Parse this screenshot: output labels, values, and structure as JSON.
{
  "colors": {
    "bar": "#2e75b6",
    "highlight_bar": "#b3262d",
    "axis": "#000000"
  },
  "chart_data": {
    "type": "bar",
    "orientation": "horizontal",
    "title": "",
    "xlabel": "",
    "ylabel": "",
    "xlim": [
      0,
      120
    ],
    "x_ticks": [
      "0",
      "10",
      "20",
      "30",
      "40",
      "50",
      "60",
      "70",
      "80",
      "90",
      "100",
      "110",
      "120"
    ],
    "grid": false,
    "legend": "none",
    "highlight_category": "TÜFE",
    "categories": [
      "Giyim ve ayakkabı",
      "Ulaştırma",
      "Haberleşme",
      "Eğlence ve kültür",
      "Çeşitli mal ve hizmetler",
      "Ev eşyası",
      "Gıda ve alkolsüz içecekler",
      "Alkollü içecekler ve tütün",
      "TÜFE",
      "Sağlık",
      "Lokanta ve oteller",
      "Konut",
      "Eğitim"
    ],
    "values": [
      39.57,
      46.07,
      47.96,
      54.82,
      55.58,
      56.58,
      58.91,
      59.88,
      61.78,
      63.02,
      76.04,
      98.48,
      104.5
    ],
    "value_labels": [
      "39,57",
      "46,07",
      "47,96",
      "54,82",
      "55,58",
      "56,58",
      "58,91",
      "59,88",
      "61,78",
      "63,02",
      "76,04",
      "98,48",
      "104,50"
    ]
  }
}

================================

Goal of the exercise: Print back all the lines verbatim.

Answer to the problem:
Parse this screenshot: output labels, values, and structure as JSON.
{
  "colors": {
    "bar": "#2e75b6",
    "highlight_bar": "#b3262d",
    "axis": "#000000"
  },
  "chart_data": {
    "type": "bar",
    "orientation": "horizontal",
    "title": "",
    "xlabel": "",
    "ylabel": "",
    "xlim": [
      0,
      120
    ],
    "x_ticks": [
      "0",
      "10",
      "20",
      "30",
      "40",
      "50",
      "60",
      "70",
      "80",
      "90",
      "100",
      "110",
      "120"
    ],
    "grid": false,
    "legend": "none",
    "highlight_category": "TÜFE",
    "categories": [
      "Giyim ve ayakkabı",
      "Ulaştırma",
      "Haberleşme",
      "Eğlence ve kültür",
      "Çeşitli mal ve hizmetler",
      "Ev eşyası",
      "Gıda ve alkolsüz içecekler",
      "Alkollü içecekler ve tütün",
      "TÜFE",
      "Sağlık",
      "Lokanta ve oteller",
      "Konut",
      "Eğitim"
    ],
    "values": [
      39.57,
      46.07,
      47.96,
      54.82,
      55.58,
      56.58,
      58.91,
      59.88,
      61.78,
      63.02,
      76.04,
      98.48,
      104.5
    ],
    "value_labels": [
      "39,57",
      "46,07",
      "47,96",
      "54,82",
      "55,58",
      "56,58",
      "58,91",
      "59,88",
      "61,78",
      "63,02",
      "76,04",
      "98,48",
      "104,50"
    ]
  }
}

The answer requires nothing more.